◆ **Written problem**:
Make an exact copy of the records, with the pictures left out.

◆ **Data for the task**:
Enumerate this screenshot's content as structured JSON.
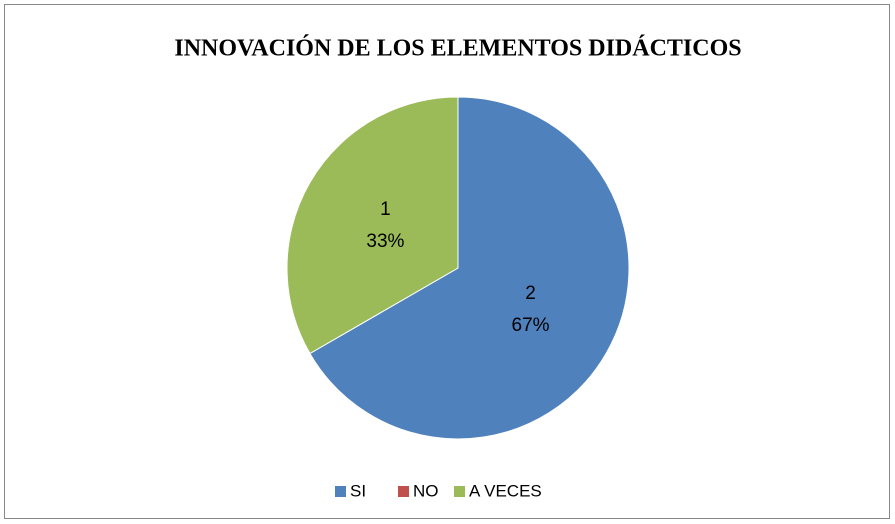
{
  "chart_data": {
    "type": "pie",
    "title": "INNOVACIÓN DE LOS ELEMENTOS DIDÁCTICOS",
    "categories": [
      "SI",
      "NO",
      "A VECES"
    ],
    "values": [
      2,
      0,
      1
    ],
    "percent_labels": [
      "67%",
      null,
      "33%"
    ],
    "colors": [
      "#4f81bd",
      "#c0504d",
      "#9bbb59"
    ],
    "legend": "bottom"
  }
}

◆ **Result**:
Enumerate this screenshot's content as structured JSON.
{
  "chart_data": {
    "type": "pie",
    "title": "INNOVACIÓN DE LOS ELEMENTOS DIDÁCTICOS",
    "categories": [
      "SI",
      "NO",
      "A VECES"
    ],
    "values": [
      2,
      0,
      1
    ],
    "percent_labels": [
      "67%",
      null,
      "33%"
    ],
    "colors": [
      "#4f81bd",
      "#c0504d",
      "#9bbb59"
    ],
    "legend": "bottom"
  }
}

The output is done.